Find every line with the string "Contrôle" in it, count them, and reply with that count only.
── EXERCISE DATA ──
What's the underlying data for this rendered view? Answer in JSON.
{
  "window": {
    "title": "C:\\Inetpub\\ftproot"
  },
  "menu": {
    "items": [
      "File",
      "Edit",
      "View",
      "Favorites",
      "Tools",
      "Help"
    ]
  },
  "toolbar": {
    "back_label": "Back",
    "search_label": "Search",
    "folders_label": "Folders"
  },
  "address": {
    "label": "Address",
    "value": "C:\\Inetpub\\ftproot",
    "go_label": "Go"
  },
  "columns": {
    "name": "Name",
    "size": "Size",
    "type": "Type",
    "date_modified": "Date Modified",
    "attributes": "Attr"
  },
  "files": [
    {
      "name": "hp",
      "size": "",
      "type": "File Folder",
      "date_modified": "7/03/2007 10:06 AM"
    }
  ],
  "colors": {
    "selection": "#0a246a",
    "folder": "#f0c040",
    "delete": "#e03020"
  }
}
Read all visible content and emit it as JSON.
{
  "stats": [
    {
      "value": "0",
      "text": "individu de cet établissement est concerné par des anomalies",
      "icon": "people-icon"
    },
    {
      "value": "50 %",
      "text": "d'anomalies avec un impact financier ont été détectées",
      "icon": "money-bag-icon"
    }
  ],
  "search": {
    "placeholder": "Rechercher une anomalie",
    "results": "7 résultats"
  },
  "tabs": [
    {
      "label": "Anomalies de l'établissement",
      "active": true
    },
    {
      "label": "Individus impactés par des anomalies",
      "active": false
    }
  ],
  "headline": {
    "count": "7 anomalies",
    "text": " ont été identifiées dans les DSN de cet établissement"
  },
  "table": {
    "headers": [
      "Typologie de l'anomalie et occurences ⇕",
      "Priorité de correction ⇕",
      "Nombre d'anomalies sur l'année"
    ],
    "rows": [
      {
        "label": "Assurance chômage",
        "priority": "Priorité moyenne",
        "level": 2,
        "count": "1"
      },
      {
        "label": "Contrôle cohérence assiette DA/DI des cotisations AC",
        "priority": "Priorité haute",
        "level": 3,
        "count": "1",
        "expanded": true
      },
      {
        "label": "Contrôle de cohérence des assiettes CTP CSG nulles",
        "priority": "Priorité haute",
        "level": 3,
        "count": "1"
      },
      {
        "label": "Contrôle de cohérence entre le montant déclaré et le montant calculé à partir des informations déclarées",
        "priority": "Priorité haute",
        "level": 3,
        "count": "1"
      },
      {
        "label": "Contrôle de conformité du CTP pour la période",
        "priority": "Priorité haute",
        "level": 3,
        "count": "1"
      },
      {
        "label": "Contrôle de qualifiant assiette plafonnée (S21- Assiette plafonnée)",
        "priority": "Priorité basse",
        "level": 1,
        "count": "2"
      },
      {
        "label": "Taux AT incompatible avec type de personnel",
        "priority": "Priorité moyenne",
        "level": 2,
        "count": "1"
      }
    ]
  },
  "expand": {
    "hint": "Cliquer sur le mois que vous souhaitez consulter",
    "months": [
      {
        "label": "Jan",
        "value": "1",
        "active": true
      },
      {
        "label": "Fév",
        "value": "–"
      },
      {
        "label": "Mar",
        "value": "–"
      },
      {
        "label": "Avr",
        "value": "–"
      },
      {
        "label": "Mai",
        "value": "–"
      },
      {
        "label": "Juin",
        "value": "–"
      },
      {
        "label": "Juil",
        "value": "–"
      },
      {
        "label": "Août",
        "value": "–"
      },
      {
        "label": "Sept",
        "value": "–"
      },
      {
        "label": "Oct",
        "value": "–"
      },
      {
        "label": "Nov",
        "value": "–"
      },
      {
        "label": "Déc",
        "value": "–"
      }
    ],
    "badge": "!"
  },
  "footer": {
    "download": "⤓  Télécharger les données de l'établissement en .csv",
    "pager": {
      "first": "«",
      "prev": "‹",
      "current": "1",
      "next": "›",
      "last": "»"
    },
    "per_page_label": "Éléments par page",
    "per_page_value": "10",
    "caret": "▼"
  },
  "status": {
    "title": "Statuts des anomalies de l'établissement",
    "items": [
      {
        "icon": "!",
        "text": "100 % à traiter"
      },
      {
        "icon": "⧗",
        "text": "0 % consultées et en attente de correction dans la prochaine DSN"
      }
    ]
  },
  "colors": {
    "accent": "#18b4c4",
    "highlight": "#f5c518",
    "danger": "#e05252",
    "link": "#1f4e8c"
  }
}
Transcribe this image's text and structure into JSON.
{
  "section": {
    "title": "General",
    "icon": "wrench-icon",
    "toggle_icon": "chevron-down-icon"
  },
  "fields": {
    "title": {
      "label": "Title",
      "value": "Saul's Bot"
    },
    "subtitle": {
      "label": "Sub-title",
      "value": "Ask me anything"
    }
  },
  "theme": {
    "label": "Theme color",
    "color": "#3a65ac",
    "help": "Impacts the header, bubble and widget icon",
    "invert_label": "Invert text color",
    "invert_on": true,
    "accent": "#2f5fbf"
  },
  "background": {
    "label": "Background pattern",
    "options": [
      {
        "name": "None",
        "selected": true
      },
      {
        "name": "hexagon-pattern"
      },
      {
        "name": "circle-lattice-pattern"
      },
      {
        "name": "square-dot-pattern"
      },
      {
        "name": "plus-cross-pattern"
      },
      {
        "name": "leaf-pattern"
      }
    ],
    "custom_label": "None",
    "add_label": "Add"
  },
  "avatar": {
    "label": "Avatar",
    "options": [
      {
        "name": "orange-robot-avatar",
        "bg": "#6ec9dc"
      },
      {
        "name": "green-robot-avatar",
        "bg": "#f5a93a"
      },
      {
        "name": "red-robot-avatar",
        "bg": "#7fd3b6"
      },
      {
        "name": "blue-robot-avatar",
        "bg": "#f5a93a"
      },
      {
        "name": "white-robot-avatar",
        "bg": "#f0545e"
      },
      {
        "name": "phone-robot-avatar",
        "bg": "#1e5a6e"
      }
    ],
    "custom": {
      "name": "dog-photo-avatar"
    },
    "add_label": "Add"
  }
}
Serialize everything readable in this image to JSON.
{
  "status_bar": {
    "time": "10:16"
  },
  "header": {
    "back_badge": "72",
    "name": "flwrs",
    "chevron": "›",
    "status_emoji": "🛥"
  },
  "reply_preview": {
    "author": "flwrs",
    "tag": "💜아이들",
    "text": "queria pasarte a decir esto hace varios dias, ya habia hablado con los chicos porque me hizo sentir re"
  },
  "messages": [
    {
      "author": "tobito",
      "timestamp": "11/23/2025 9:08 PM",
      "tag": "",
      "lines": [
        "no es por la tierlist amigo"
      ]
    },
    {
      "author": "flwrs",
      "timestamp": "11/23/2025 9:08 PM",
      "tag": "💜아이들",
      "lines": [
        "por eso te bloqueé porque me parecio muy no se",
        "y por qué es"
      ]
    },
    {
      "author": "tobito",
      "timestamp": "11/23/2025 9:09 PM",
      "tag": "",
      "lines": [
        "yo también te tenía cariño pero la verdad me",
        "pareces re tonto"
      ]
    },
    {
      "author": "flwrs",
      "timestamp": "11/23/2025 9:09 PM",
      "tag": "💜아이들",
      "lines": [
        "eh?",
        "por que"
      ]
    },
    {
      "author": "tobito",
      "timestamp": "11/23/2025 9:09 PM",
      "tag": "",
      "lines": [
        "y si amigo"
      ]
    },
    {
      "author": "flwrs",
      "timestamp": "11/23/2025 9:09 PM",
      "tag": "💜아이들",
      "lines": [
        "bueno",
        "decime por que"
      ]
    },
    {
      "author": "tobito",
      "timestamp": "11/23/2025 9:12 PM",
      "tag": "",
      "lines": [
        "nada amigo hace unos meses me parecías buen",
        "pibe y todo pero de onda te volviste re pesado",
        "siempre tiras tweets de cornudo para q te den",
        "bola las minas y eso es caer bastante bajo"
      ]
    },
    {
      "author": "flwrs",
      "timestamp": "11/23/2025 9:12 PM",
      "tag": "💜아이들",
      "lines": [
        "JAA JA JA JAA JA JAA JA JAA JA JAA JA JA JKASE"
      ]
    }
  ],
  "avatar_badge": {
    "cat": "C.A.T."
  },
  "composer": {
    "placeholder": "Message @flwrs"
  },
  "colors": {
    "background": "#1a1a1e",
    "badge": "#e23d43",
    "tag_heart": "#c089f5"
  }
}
───
- RESULT BELOW
5